Rows
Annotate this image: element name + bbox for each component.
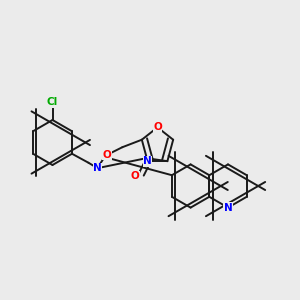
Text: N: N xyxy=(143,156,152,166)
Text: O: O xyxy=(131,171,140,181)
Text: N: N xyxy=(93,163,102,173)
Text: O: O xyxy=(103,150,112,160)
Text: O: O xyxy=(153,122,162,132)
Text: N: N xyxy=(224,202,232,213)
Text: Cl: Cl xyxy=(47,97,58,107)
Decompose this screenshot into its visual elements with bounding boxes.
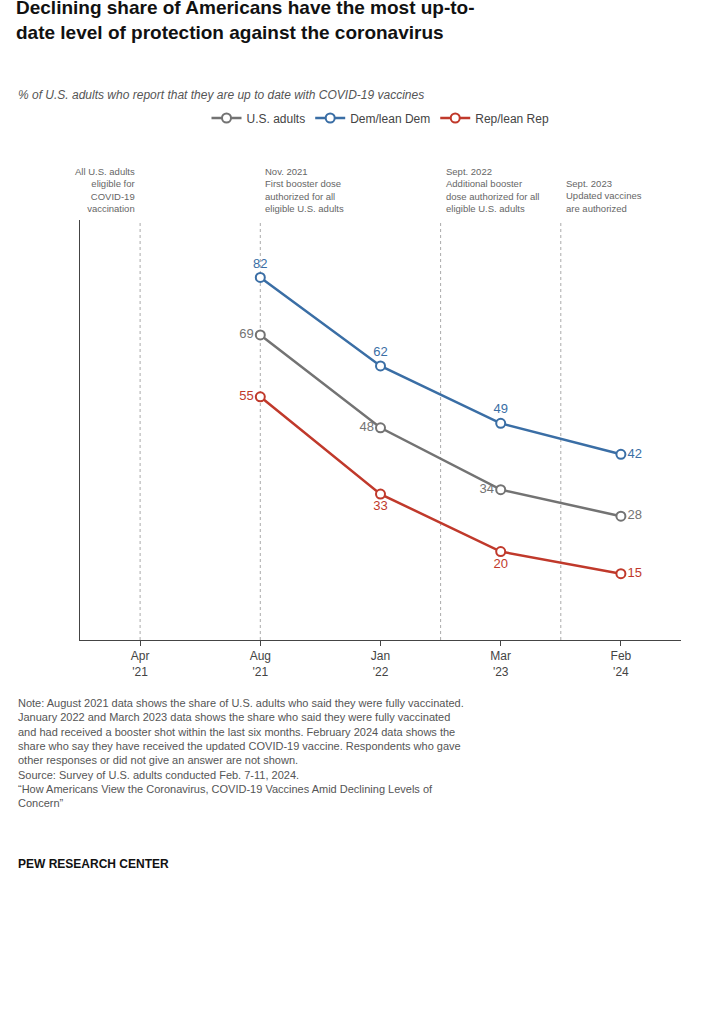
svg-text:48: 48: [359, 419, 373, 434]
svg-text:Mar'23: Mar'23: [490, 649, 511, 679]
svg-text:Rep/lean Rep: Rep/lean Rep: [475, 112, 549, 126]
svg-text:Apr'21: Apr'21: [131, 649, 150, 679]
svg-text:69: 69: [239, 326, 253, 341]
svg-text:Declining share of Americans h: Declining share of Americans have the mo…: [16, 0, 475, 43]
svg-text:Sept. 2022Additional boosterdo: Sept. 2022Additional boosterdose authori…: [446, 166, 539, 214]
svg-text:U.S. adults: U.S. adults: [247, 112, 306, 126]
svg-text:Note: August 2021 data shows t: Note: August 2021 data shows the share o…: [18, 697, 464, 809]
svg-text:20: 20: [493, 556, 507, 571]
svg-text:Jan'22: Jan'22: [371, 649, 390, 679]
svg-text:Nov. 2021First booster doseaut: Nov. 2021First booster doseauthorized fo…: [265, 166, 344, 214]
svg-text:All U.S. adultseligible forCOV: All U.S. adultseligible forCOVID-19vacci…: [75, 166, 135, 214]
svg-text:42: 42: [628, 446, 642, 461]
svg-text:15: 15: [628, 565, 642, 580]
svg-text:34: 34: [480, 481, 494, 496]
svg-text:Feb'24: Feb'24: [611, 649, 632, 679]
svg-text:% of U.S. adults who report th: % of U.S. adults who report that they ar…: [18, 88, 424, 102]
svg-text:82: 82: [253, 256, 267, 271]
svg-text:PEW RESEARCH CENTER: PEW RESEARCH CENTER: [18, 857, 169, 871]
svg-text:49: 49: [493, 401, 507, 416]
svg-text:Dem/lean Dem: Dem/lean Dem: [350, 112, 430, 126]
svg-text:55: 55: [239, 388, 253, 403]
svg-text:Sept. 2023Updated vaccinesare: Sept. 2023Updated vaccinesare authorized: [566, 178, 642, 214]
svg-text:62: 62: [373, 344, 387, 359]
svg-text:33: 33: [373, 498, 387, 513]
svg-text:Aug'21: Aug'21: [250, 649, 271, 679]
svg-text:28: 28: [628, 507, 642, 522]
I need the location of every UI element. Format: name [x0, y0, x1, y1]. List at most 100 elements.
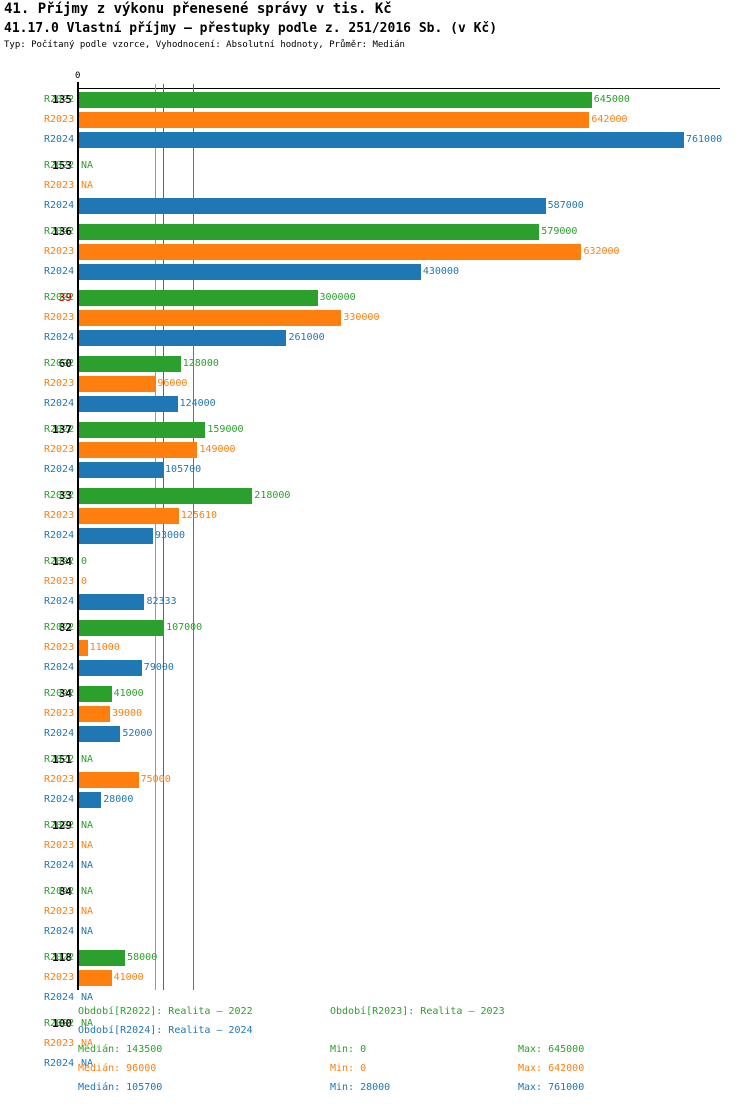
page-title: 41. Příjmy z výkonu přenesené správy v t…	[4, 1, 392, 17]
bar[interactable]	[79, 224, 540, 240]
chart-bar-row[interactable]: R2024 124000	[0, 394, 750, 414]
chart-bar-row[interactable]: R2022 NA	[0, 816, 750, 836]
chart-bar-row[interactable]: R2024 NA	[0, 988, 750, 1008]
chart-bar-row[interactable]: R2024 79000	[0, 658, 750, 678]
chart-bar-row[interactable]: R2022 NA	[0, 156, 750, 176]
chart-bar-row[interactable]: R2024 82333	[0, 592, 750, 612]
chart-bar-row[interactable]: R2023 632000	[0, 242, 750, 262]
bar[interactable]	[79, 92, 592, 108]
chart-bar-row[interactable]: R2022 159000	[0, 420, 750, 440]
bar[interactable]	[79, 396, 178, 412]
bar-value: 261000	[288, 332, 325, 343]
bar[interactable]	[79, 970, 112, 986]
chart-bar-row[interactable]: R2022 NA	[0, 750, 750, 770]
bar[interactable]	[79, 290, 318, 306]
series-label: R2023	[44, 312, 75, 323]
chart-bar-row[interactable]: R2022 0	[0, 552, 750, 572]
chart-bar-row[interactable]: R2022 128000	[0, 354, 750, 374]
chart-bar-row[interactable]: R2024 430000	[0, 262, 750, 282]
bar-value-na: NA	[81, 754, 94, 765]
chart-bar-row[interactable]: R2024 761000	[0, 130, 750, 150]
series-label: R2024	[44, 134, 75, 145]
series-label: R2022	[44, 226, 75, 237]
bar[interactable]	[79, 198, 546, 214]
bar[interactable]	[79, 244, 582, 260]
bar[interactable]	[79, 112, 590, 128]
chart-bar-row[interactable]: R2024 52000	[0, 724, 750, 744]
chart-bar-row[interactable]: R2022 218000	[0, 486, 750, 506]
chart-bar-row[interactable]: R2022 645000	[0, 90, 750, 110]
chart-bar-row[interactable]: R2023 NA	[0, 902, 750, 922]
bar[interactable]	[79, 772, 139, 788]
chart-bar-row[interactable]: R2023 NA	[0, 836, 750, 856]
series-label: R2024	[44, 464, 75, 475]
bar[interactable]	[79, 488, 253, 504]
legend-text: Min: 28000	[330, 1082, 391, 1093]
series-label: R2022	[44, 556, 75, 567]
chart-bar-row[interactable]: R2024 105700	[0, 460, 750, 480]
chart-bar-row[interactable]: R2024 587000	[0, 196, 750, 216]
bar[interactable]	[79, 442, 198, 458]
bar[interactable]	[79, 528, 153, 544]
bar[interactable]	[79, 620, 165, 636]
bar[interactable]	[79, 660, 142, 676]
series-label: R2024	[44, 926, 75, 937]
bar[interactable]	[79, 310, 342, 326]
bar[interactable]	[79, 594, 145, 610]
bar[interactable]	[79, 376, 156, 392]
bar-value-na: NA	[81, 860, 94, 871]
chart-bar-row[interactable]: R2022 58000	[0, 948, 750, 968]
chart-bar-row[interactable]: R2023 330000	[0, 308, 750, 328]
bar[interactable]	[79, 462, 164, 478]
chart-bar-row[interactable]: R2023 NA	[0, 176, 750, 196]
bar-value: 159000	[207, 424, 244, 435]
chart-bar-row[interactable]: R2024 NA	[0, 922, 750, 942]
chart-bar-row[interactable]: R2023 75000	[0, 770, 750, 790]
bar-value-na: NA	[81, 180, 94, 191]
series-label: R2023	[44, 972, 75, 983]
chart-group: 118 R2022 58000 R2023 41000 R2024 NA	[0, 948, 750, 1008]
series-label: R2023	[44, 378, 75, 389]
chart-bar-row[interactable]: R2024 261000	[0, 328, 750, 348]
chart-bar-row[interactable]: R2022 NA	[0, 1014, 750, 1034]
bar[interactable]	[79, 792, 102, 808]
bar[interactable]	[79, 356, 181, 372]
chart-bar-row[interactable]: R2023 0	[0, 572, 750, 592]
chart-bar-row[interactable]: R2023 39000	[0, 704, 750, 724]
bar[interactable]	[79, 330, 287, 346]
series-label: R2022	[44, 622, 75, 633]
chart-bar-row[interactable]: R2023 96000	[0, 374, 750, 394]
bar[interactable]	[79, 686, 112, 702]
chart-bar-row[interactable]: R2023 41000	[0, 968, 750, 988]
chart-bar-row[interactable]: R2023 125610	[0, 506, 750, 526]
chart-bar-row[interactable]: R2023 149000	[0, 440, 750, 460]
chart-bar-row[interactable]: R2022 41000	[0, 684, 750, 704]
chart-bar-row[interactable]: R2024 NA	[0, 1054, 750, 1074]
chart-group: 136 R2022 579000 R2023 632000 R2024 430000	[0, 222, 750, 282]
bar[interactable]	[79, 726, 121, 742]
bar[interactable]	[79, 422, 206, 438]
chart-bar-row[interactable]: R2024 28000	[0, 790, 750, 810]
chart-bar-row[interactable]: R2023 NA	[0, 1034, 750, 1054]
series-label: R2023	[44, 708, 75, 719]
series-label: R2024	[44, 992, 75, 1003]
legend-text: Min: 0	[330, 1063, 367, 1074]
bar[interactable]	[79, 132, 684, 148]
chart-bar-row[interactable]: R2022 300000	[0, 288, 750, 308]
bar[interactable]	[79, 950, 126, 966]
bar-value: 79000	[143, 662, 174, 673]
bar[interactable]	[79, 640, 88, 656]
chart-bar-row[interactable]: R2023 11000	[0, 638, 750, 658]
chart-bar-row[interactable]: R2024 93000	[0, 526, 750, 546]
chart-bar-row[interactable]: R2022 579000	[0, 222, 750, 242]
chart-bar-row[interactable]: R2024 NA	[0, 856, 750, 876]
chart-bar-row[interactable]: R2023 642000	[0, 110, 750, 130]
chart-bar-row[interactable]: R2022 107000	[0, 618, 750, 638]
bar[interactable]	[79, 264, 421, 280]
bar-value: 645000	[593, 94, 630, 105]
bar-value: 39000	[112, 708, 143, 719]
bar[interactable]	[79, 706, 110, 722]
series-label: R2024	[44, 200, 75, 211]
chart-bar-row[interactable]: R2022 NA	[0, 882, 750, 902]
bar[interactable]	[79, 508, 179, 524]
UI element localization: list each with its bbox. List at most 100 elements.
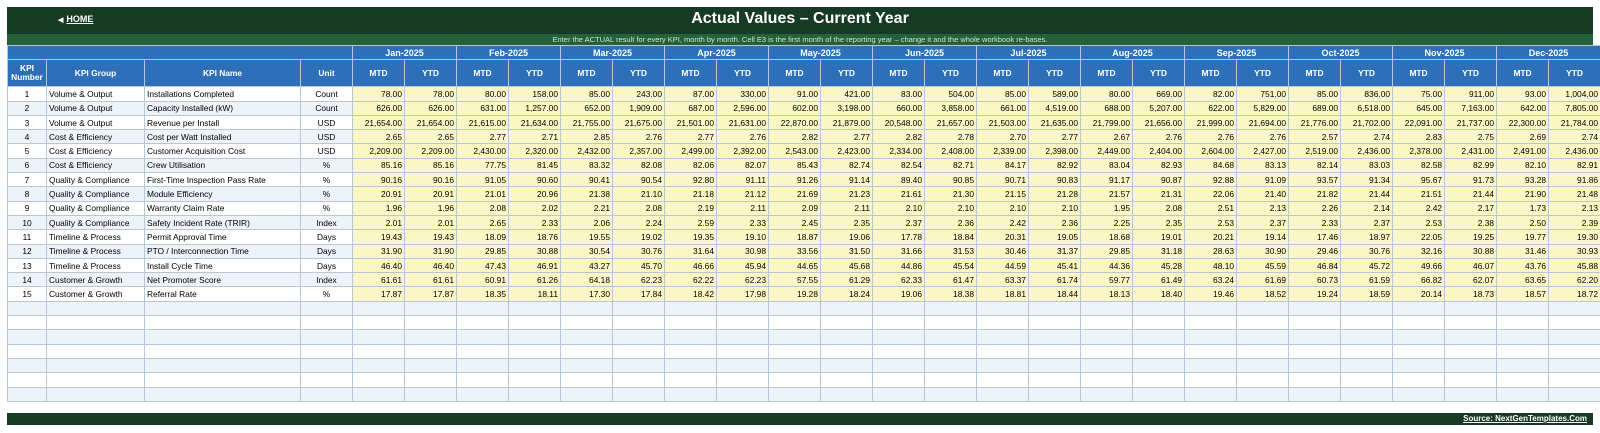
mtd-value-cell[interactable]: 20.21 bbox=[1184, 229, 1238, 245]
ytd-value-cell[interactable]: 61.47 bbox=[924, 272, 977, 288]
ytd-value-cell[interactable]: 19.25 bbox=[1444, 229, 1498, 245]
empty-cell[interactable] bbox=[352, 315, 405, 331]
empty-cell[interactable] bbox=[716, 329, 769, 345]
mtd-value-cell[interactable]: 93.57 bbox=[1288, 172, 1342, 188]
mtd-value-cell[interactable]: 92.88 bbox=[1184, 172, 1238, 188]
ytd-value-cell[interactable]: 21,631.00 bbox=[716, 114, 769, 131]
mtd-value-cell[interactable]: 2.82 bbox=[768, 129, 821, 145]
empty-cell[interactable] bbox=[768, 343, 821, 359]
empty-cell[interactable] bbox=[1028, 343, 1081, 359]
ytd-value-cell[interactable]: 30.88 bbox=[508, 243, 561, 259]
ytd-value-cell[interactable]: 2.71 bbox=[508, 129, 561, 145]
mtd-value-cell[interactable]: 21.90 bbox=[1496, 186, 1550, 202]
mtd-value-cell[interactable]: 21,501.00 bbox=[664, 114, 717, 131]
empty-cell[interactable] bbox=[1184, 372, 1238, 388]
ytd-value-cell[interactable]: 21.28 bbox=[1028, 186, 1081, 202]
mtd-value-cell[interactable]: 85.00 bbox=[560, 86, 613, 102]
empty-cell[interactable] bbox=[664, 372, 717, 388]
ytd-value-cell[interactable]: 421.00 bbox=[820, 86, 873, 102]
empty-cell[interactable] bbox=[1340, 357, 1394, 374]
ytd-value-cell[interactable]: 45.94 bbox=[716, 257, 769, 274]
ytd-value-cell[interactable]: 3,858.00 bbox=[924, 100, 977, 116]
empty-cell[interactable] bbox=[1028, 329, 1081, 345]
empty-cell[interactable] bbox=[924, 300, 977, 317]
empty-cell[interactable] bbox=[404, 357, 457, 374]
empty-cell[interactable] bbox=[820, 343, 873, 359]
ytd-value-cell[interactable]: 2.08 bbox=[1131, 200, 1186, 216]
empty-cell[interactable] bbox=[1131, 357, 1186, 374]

Instructions for the task
Reproduce verbatim the lines of the records, starting at the line that contains "mtd-value-cell[interactable]: 20.21 bbox=[1184, 229, 1238, 245]" and ending at the end of the records, with both ends included.

Full response
mtd-value-cell[interactable]: 20.21 bbox=[1184, 229, 1238, 245]
ytd-value-cell[interactable]: 61.47 bbox=[924, 272, 977, 288]
ytd-value-cell[interactable]: 19.25 bbox=[1444, 229, 1498, 245]
empty-cell[interactable] bbox=[352, 315, 405, 331]
empty-cell[interactable] bbox=[716, 329, 769, 345]
mtd-value-cell[interactable]: 93.57 bbox=[1288, 172, 1342, 188]
mtd-value-cell[interactable]: 92.88 bbox=[1184, 172, 1238, 188]
ytd-value-cell[interactable]: 21,631.00 bbox=[716, 114, 769, 131]
mtd-value-cell[interactable]: 2.82 bbox=[768, 129, 821, 145]
empty-cell[interactable] bbox=[768, 343, 821, 359]
empty-cell[interactable] bbox=[1028, 343, 1081, 359]
ytd-value-cell[interactable]: 30.88 bbox=[508, 243, 561, 259]
ytd-value-cell[interactable]: 2.71 bbox=[508, 129, 561, 145]
mtd-value-cell[interactable]: 21.90 bbox=[1496, 186, 1550, 202]
mtd-value-cell[interactable]: 21,501.00 bbox=[664, 114, 717, 131]
empty-cell[interactable] bbox=[1184, 372, 1238, 388]
ytd-value-cell[interactable]: 21.28 bbox=[1028, 186, 1081, 202]
mtd-value-cell[interactable]: 85.00 bbox=[560, 86, 613, 102]
empty-cell[interactable] bbox=[664, 372, 717, 388]
ytd-value-cell[interactable]: 421.00 bbox=[820, 86, 873, 102]
empty-cell[interactable] bbox=[1340, 357, 1394, 374]
ytd-value-cell[interactable]: 45.94 bbox=[716, 257, 769, 274]
ytd-value-cell[interactable]: 3,858.00 bbox=[924, 100, 977, 116]
empty-cell[interactable] bbox=[1028, 329, 1081, 345]
empty-cell[interactable] bbox=[924, 300, 977, 317]
empty-cell[interactable] bbox=[404, 357, 457, 374]
empty-cell[interactable] bbox=[820, 343, 873, 359]
ytd-value-cell[interactable]: 2.08 bbox=[1131, 200, 1186, 216]
empty-cell[interactable] bbox=[1131, 357, 1186, 374]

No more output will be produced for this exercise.